## AIM:
Images embedded in the records are excluded; print everything else exactly as given.

## SOURCE RECORDS:
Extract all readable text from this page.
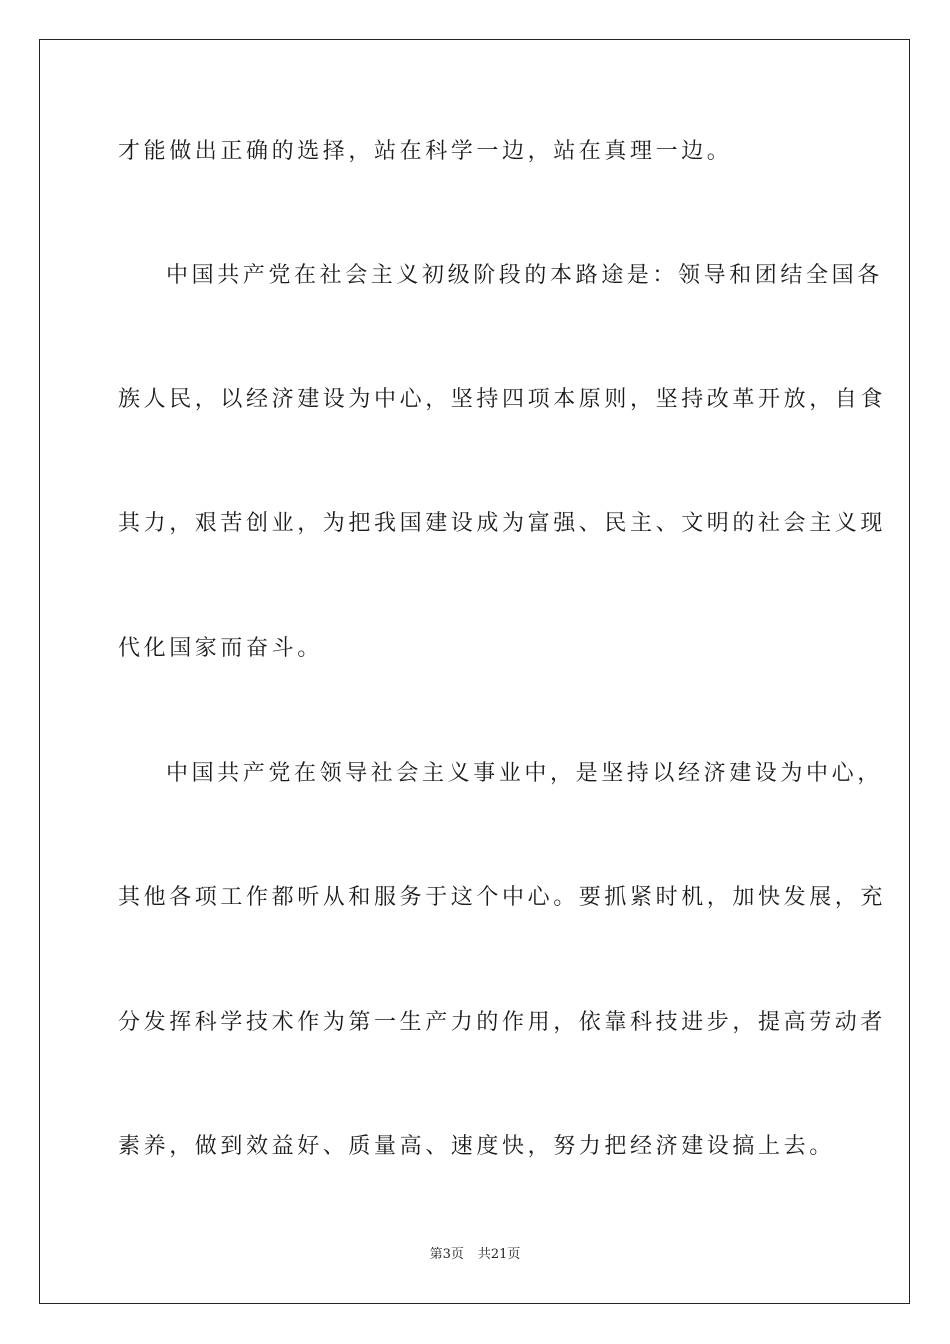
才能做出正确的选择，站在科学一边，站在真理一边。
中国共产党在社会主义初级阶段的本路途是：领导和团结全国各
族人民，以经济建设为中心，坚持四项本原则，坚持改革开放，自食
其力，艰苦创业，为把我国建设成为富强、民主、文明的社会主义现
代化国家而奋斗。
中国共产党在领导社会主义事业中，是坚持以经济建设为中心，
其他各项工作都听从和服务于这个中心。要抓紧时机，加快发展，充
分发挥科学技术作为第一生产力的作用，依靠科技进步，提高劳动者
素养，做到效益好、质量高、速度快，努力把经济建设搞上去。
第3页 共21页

## RESPONSE TO THE EXERCISE:
Extract all readable text from this page.
才能做出正确的选择，站在科学一边，站在真理一边。
中国共产党在社会主义初级阶段的本路途是：领导和团结全国各
族人民，以经济建设为中心，坚持四项本原则，坚持改革开放，自食
其力，艰苦创业，为把我国建设成为富强、民主、文明的社会主义现
代化国家而奋斗。
中国共产党在领导社会主义事业中，是坚持以经济建设为中心，
其他各项工作都听从和服务于这个中心。要抓紧时机，加快发展，充
分发挥科学技术作为第一生产力的作用，依靠科技进步，提高劳动者
素养，做到效益好、质量高、速度快，努力把经济建设搞上去。
第3页 共21页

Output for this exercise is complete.